* TASK TO COMPLETE
Write out the listing in full, matching it word for word.

* EXTRACTED INFORMATION

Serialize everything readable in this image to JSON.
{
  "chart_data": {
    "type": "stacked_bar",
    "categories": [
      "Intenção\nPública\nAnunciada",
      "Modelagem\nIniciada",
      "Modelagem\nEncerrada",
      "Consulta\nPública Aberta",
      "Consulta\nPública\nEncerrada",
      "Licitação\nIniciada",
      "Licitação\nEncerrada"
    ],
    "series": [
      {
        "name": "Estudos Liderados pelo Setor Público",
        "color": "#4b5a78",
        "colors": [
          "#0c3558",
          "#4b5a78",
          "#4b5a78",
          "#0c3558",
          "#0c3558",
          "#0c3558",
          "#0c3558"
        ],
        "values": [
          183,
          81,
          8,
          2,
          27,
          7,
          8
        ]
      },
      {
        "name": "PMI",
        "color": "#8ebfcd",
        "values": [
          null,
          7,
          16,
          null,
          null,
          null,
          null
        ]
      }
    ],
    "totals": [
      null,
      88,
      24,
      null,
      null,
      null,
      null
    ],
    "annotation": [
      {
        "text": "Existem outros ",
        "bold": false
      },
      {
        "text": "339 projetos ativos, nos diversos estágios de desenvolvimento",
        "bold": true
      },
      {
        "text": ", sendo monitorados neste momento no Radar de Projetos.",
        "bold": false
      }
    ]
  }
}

* IN RESPONSE
Serialize everything readable in this image to JSON.
{
  "chart_data": {
    "type": "stacked_bar",
    "categories": [
      "Intenção\nPública\nAnunciada",
      "Modelagem\nIniciada",
      "Modelagem\nEncerrada",
      "Consulta\nPública Aberta",
      "Consulta\nPública\nEncerrada",
      "Licitação\nIniciada",
      "Licitação\nEncerrada"
    ],
    "series": [
      {
        "name": "Estudos Liderados pelo Setor Público",
        "color": "#4b5a78",
        "colors": [
          "#0c3558",
          "#4b5a78",
          "#4b5a78",
          "#0c3558",
          "#0c3558",
          "#0c3558",
          "#0c3558"
        ],
        "values": [
          183,
          81,
          8,
          2,
          27,
          7,
          8
        ]
      },
      {
        "name": "PMI",
        "color": "#8ebfcd",
        "values": [
          null,
          7,
          16,
          null,
          null,
          null,
          null
        ]
      }
    ],
    "totals": [
      null,
      88,
      24,
      null,
      null,
      null,
      null
    ],
    "annotation": [
      {
        "text": "Existem outros ",
        "bold": false
      },
      {
        "text": "339 projetos ativos, nos diversos estágios de desenvolvimento",
        "bold": true
      },
      {
        "text": ", sendo monitorados neste momento no Radar de Projetos.",
        "bold": false
      }
    ]
  }
}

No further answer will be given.